*EXERCISE TASK*.
Reproduce each line of the material precisely.

*Stored data*.
════════

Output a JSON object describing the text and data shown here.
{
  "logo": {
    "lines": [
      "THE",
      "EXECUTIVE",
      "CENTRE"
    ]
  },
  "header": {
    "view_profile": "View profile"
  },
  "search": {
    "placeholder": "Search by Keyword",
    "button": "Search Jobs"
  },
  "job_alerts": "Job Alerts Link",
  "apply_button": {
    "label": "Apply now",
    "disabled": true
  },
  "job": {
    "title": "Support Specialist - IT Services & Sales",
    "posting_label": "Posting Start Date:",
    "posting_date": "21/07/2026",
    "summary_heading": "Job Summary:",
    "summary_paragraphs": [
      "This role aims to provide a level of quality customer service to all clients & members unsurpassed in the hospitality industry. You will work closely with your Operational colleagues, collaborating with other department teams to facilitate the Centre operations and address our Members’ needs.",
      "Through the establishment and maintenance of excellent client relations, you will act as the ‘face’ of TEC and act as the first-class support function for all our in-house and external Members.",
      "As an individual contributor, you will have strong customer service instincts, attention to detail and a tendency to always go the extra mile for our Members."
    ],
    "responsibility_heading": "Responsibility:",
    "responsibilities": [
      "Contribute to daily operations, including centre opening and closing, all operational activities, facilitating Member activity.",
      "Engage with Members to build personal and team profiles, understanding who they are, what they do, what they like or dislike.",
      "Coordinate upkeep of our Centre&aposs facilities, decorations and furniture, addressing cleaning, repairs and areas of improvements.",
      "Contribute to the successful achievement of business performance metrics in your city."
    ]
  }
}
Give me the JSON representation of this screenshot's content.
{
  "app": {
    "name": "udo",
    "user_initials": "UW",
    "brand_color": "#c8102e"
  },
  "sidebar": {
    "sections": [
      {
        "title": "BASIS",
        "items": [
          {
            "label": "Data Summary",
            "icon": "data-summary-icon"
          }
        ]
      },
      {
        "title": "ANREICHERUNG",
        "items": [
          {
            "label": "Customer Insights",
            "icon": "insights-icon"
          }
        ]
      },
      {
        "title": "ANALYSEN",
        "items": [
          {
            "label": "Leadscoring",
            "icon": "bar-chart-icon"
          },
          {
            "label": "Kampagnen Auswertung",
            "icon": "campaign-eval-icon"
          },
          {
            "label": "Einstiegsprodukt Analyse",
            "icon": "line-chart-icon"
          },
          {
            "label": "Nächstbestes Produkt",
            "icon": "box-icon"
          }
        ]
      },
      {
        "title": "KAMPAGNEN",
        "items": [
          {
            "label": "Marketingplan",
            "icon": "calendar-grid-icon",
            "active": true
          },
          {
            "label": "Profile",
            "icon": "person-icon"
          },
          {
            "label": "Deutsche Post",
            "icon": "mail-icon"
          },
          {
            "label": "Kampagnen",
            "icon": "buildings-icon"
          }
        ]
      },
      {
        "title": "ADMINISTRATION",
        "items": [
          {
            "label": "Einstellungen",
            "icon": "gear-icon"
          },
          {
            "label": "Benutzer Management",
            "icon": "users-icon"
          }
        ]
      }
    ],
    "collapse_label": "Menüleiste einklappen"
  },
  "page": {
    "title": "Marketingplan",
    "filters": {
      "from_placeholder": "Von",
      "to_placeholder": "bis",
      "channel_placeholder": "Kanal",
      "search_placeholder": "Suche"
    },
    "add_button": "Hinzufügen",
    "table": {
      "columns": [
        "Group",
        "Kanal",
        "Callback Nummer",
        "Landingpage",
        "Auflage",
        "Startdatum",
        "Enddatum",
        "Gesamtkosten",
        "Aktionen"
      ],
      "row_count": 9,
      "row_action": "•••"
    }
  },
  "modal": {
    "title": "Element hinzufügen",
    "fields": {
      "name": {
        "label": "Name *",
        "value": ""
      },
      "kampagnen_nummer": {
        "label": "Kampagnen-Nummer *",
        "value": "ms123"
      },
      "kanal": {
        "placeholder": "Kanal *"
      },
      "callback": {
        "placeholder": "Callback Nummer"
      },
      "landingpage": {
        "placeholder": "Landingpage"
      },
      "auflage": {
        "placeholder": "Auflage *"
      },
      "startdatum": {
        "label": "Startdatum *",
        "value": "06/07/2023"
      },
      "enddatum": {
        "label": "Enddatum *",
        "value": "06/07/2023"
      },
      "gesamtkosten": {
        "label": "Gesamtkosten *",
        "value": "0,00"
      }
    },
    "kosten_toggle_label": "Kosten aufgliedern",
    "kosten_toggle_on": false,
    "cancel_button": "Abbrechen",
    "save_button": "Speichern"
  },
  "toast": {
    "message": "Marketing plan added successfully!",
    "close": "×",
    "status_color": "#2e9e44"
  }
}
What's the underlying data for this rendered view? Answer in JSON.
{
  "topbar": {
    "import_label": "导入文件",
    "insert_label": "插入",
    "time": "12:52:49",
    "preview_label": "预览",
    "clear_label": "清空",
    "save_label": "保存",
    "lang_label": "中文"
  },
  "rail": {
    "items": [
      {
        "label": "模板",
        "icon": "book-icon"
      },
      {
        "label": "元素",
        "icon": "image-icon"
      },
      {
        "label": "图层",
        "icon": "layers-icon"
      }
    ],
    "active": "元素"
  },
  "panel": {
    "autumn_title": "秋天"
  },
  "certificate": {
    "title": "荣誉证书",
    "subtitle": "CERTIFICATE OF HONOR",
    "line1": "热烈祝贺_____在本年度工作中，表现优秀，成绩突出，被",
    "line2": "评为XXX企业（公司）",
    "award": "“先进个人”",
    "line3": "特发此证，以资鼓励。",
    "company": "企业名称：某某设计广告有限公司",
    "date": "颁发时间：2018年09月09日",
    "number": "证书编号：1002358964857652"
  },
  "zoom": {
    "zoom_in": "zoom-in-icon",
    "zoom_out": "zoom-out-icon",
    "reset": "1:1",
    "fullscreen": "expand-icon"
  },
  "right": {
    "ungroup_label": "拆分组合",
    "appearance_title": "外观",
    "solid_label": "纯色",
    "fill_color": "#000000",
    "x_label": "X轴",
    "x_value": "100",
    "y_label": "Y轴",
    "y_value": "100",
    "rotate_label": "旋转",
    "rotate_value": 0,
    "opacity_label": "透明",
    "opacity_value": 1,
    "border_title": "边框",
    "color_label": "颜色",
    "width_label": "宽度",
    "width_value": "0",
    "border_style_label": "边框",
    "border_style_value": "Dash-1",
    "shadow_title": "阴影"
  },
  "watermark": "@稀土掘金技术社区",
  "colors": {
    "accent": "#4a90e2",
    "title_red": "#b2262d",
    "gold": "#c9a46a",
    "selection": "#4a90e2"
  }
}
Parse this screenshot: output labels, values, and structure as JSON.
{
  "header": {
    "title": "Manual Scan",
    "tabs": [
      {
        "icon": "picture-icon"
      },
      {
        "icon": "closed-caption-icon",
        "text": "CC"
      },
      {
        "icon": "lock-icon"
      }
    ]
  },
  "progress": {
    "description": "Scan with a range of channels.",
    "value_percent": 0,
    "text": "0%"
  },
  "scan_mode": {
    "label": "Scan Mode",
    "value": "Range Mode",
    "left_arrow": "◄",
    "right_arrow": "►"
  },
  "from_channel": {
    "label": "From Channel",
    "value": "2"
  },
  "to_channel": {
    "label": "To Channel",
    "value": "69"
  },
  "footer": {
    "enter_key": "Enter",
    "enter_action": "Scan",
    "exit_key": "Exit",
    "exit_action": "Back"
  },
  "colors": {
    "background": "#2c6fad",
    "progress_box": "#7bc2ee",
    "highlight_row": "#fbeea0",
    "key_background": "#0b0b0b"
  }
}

════════

*COMPLETE ANSWER*.
Output a JSON object describing the text and data shown here.
{
  "logo": {
    "lines": [
      "THE",
      "EXECUTIVE",
      "CENTRE"
    ]
  },
  "header": {
    "view_profile": "View profile"
  },
  "search": {
    "placeholder": "Search by Keyword",
    "button": "Search Jobs"
  },
  "job_alerts": "Job Alerts Link",
  "apply_button": {
    "label": "Apply now",
    "disabled": true
  },
  "job": {
    "title": "Support Specialist - IT Services & Sales",
    "posting_label": "Posting Start Date:",
    "posting_date": "21/07/2026",
    "summary_heading": "Job Summary:",
    "summary_paragraphs": [
      "This role aims to provide a level of quality customer service to all clients & members unsurpassed in the hospitality industry. You will work closely with your Operational colleagues, collaborating with other department teams to facilitate the Centre operations and address our Members’ needs.",
      "Through the establishment and maintenance of excellent client relations, you will act as the ‘face’ of TEC and act as the first-class support function for all our in-house and external Members.",
      "As an individual contributor, you will have strong customer service instincts, attention to detail and a tendency to always go the extra mile for our Members."
    ],
    "responsibility_heading": "Responsibility:",
    "responsibilities": [
      "Contribute to daily operations, including centre opening and closing, all operational activities, facilitating Member activity.",
      "Engage with Members to build personal and team profiles, understanding who they are, what they do, what they like or dislike.",
      "Coordinate upkeep of our Centre&aposs facilities, decorations and furniture, addressing cleaning, repairs and areas of improvements.",
      "Contribute to the successful achievement of business performance metrics in your city."
    ]
  }
}
Give me the JSON representation of this screenshot's content.
{
  "app": {
    "name": "udo",
    "user_initials": "UW",
    "brand_color": "#c8102e"
  },
  "sidebar": {
    "sections": [
      {
        "title": "BASIS",
        "items": [
          {
            "label": "Data Summary",
            "icon": "data-summary-icon"
          }
        ]
      },
      {
        "title": "ANREICHERUNG",
        "items": [
          {
            "label": "Customer Insights",
            "icon": "insights-icon"
          }
        ]
      },
      {
        "title": "ANALYSEN",
        "items": [
          {
            "label": "Leadscoring",
            "icon": "bar-chart-icon"
          },
          {
            "label": "Kampagnen Auswertung",
            "icon": "campaign-eval-icon"
          },
          {
            "label": "Einstiegsprodukt Analyse",
            "icon": "line-chart-icon"
          },
          {
            "label": "Nächstbestes Produkt",
            "icon": "box-icon"
          }
        ]
      },
      {
        "title": "KAMPAGNEN",
        "items": [
          {
            "label": "Marketingplan",
            "icon": "calendar-grid-icon",
            "active": true
          },
          {
            "label": "Profile",
            "icon": "person-icon"
          },
          {
            "label": "Deutsche Post",
            "icon": "mail-icon"
          },
          {
            "label": "Kampagnen",
            "icon": "buildings-icon"
          }
        ]
      },
      {
        "title": "ADMINISTRATION",
        "items": [
          {
            "label": "Einstellungen",
            "icon": "gear-icon"
          },
          {
            "label": "Benutzer Management",
            "icon": "users-icon"
          }
        ]
      }
    ],
    "collapse_label": "Menüleiste einklappen"
  },
  "page": {
    "title": "Marketingplan",
    "filters": {
      "from_placeholder": "Von",
      "to_placeholder": "bis",
      "channel_placeholder": "Kanal",
      "search_placeholder": "Suche"
    },
    "add_button": "Hinzufügen",
    "table": {
      "columns": [
        "Group",
        "Kanal",
        "Callback Nummer",
        "Landingpage",
        "Auflage",
        "Startdatum",
        "Enddatum",
        "Gesamtkosten",
        "Aktionen"
      ],
      "row_count": 9,
      "row_action": "•••"
    }
  },
  "modal": {
    "title": "Element hinzufügen",
    "fields": {
      "name": {
        "label": "Name *",
        "value": ""
      },
      "kampagnen_nummer": {
        "label": "Kampagnen-Nummer *",
        "value": "ms123"
      },
      "kanal": {
        "placeholder": "Kanal *"
      },
      "callback": {
        "placeholder": "Callback Nummer"
      },
      "landingpage": {
        "placeholder": "Landingpage"
      },
      "auflage": {
        "placeholder": "Auflage *"
      },
      "startdatum": {
        "label": "Startdatum *",
        "value": "06/07/2023"
      },
      "enddatum": {
        "label": "Enddatum *",
        "value": "06/07/2023"
      },
      "gesamtkosten": {
        "label": "Gesamtkosten *",
        "value": "0,00"
      }
    },
    "kosten_toggle_label": "Kosten aufgliedern",
    "kosten_toggle_on": false,
    "cancel_button": "Abbrechen",
    "save_button": "Speichern"
  },
  "toast": {
    "message": "Marketing plan added successfully!",
    "close": "×",
    "status_color": "#2e9e44"
  }
}
What's the underlying data for this rendered view? Answer in JSON.
{
  "topbar": {
    "import_label": "导入文件",
    "insert_label": "插入",
    "time": "12:52:49",
    "preview_label": "预览",
    "clear_label": "清空",
    "save_label": "保存",
    "lang_label": "中文"
  },
  "rail": {
    "items": [
      {
        "label": "模板",
        "icon": "book-icon"
      },
      {
        "label": "元素",
        "icon": "image-icon"
      },
      {
        "label": "图层",
        "icon": "layers-icon"
      }
    ],
    "active": "元素"
  },
  "panel": {
    "autumn_title": "秋天"
  },
  "certificate": {
    "title": "荣誉证书",
    "subtitle": "CERTIFICATE OF HONOR",
    "line1": "热烈祝贺_____在本年度工作中，表现优秀，成绩突出，被",
    "line2": "评为XXX企业（公司）",
    "award": "“先进个人”",
    "line3": "特发此证，以资鼓励。",
    "company": "企业名称：某某设计广告有限公司",
    "date": "颁发时间：2018年09月09日",
    "number": "证书编号：1002358964857652"
  },
  "zoom": {
    "zoom_in": "zoom-in-icon",
    "zoom_out": "zoom-out-icon",
    "reset": "1:1",
    "fullscreen": "expand-icon"
  },
  "right": {
    "ungroup_label": "拆分组合",
    "appearance_title": "外观",
    "solid_label": "纯色",
    "fill_color": "#000000",
    "x_label": "X轴",
    "x_value": "100",
    "y_label": "Y轴",
    "y_value": "100",
    "rotate_label": "旋转",
    "rotate_value": 0,
    "opacity_label": "透明",
    "opacity_value": 1,
    "border_title": "边框",
    "color_label": "颜色",
    "width_label": "宽度",
    "width_value": "0",
    "border_style_label": "边框",
    "border_style_value": "Dash-1",
    "shadow_title": "阴影"
  },
  "watermark": "@稀土掘金技术社区",
  "colors": {
    "accent": "#4a90e2",
    "title_red": "#b2262d",
    "gold": "#c9a46a",
    "selection": "#4a90e2"
  }
}
Parse this screenshot: output labels, values, and structure as JSON.
{
  "header": {
    "title": "Manual Scan",
    "tabs": [
      {
        "icon": "picture-icon"
      },
      {
        "icon": "closed-caption-icon",
        "text": "CC"
      },
      {
        "icon": "lock-icon"
      }
    ]
  },
  "progress": {
    "description": "Scan with a range of channels.",
    "value_percent": 0,
    "text": "0%"
  },
  "scan_mode": {
    "label": "Scan Mode",
    "value": "Range Mode",
    "left_arrow": "◄",
    "right_arrow": "►"
  },
  "from_channel": {
    "label": "From Channel",
    "value": "2"
  },
  "to_channel": {
    "label": "To Channel",
    "value": "69"
  },
  "footer": {
    "enter_key": "Enter",
    "enter_action": "Scan",
    "exit_key": "Exit",
    "exit_action": "Back"
  },
  "colors": {
    "background": "#2c6fad",
    "progress_box": "#7bc2ee",
    "highlight_row": "#fbeea0",
    "key_background": "#0b0b0b"
  }
}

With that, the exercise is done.